• _Input material_

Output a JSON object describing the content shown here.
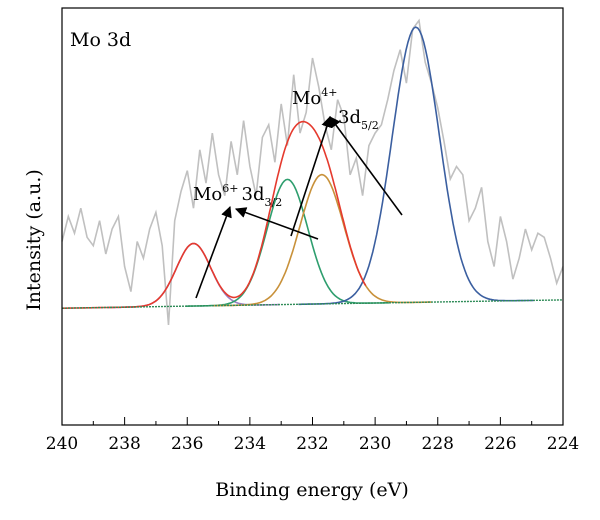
{
  "chart_data": {
    "type": "line",
    "title": "",
    "panel_label": "Mo 3d",
    "xlabel": "Binding energy (eV)",
    "ylabel": "Intensity (a.u.)",
    "xlim": [
      240,
      224
    ],
    "x_reversed": true,
    "ylim": [
      0,
      1
    ],
    "y_tick_labels_shown": false,
    "x_ticks": [
      240,
      238,
      236,
      234,
      232,
      230,
      228,
      226,
      224
    ],
    "x_tick_labels": [
      "240",
      "238",
      "236",
      "234",
      "232",
      "230",
      "228",
      "226",
      "224"
    ],
    "grid": false,
    "legend": "none",
    "annotations": [
      {
        "ion": "Mo",
        "charge": "6+",
        "orbital": "3d",
        "sub": "3/2"
      },
      {
        "ion": "Mo",
        "charge": "4+",
        "orbital": "3d",
        "sub": "5/2"
      }
    ],
    "series": [
      {
        "role": "raw",
        "color": "#c0c0c0",
        "x": [
          240,
          239.8,
          239.6,
          239.4,
          239.2,
          239,
          238.8,
          238.6,
          238.4,
          238.2,
          238,
          237.8,
          237.6,
          237.4,
          237.2,
          237,
          236.8,
          236.6,
          236.4,
          236.2,
          236,
          235.8,
          235.6,
          235.4,
          235.2,
          235,
          234.8,
          234.6,
          234.4,
          234.2,
          234,
          233.8,
          233.6,
          233.4,
          233.2,
          233,
          232.8,
          232.6,
          232.4,
          232.2,
          232,
          231.8,
          231.6,
          231.4,
          231.2,
          231,
          230.8,
          230.6,
          230.4,
          230.2,
          230,
          229.8,
          229.6,
          229.4,
          229.2,
          229,
          228.8,
          228.6,
          228.4,
          228.2,
          228,
          227.8,
          227.6,
          227.4,
          227.2,
          227,
          226.8,
          226.6,
          226.4,
          226.2,
          226,
          225.8,
          225.6,
          225.4,
          225.2,
          225,
          224.8,
          224.6,
          224.4,
          224.2,
          224
        ],
        "y": [
          0.44,
          0.5,
          0.46,
          0.52,
          0.45,
          0.43,
          0.49,
          0.41,
          0.47,
          0.5,
          0.38,
          0.32,
          0.44,
          0.4,
          0.47,
          0.51,
          0.43,
          0.24,
          0.49,
          0.56,
          0.61,
          0.52,
          0.66,
          0.58,
          0.7,
          0.6,
          0.55,
          0.68,
          0.6,
          0.73,
          0.62,
          0.55,
          0.69,
          0.72,
          0.63,
          0.77,
          0.67,
          0.84,
          0.7,
          0.75,
          0.88,
          0.81,
          0.72,
          0.66,
          0.78,
          0.74,
          0.6,
          0.64,
          0.55,
          0.67,
          0.7,
          0.72,
          0.78,
          0.85,
          0.9,
          0.82,
          0.95,
          0.97,
          0.87,
          0.82,
          0.76,
          0.68,
          0.59,
          0.62,
          0.6,
          0.49,
          0.52,
          0.57,
          0.44,
          0.38,
          0.5,
          0.44,
          0.35,
          0.4,
          0.47,
          0.42,
          0.46,
          0.45,
          0.4,
          0.34,
          0.38
        ]
      },
      {
        "role": "baseline",
        "color": "#2e8b57",
        "x": [
          240,
          224
        ],
        "y": [
          0.28,
          0.3
        ]
      },
      {
        "role": "component",
        "color": "#9b7fc2",
        "center": 235.8,
        "sigma": 0.55,
        "amplitude": 0.15
      },
      {
        "role": "component",
        "color": "#2e9e6e",
        "center": 232.8,
        "sigma": 0.65,
        "amplitude": 0.3
      },
      {
        "role": "component",
        "color": "#c8913a",
        "center": 231.7,
        "sigma": 0.7,
        "amplitude": 0.31
      },
      {
        "role": "component",
        "color": "#3b5fa0",
        "center": 228.7,
        "sigma": 0.75,
        "amplitude": 0.66
      },
      {
        "role": "envelope",
        "color": "#e53a2e",
        "sum_of": [
          0,
          1,
          2
        ],
        "region": [
          240,
          230.3
        ]
      }
    ]
  }
}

• _Given exercise_
Find "sigma". Copy every line it occurs in.

• _Reply to the exercise_
        "sigma": 0.55,
        "sigma": 0.65,
        "sigma": 0.7,
        "sigma": 0.75,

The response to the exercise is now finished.